___ DATA FOR THE TASK

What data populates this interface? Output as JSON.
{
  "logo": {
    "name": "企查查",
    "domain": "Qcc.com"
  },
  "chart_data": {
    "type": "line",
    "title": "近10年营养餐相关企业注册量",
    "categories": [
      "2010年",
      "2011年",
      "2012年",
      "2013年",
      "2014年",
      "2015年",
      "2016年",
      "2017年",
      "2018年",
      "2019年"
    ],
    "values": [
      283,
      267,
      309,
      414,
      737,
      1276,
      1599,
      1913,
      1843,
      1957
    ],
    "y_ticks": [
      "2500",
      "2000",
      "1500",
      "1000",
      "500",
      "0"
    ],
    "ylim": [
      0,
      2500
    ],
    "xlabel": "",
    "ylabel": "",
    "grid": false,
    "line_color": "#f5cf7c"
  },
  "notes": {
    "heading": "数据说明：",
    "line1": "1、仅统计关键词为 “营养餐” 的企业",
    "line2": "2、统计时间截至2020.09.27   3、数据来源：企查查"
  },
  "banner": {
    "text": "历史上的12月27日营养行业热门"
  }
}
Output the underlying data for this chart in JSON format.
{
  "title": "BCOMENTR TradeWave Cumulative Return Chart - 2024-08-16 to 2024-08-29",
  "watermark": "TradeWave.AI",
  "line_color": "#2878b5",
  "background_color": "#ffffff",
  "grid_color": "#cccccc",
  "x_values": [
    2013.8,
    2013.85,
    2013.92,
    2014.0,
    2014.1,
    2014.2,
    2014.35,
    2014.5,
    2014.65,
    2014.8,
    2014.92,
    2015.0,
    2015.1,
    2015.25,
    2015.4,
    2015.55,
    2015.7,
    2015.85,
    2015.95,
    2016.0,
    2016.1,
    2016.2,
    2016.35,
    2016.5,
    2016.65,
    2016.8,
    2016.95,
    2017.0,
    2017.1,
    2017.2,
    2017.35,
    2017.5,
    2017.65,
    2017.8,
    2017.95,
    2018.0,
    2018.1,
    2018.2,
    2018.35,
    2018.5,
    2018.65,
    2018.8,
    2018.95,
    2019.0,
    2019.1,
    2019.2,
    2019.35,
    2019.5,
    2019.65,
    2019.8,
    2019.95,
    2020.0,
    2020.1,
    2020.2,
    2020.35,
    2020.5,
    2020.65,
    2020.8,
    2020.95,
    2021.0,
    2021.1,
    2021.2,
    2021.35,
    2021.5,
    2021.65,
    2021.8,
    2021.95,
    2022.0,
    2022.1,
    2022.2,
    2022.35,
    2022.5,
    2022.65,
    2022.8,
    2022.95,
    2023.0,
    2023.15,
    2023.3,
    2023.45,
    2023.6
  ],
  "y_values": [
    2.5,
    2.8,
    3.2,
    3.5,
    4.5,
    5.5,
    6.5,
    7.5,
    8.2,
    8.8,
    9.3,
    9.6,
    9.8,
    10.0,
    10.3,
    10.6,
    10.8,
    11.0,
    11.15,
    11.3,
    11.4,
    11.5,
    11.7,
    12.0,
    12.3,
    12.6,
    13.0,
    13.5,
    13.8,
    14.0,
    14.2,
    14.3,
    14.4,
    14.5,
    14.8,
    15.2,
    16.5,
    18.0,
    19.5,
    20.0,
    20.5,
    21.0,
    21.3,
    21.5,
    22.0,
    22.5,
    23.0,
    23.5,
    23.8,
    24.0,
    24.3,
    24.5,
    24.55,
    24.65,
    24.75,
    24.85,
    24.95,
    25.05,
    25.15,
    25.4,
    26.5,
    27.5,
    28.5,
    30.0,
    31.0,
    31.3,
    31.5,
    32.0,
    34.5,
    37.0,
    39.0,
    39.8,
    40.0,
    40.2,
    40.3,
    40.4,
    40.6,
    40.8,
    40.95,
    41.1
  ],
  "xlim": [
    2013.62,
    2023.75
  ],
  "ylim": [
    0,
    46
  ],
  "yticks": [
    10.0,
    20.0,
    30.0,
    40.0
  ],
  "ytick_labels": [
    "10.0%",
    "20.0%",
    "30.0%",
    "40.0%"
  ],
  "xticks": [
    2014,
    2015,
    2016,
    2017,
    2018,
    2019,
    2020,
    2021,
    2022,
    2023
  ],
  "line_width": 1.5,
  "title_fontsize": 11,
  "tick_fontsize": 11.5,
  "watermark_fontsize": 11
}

______

◆ EXERCISE REQUIREMENTS
For the data above, state only how many lines include the word "TradeWave".

◆ ANSWER TO THIS PROBLEM
2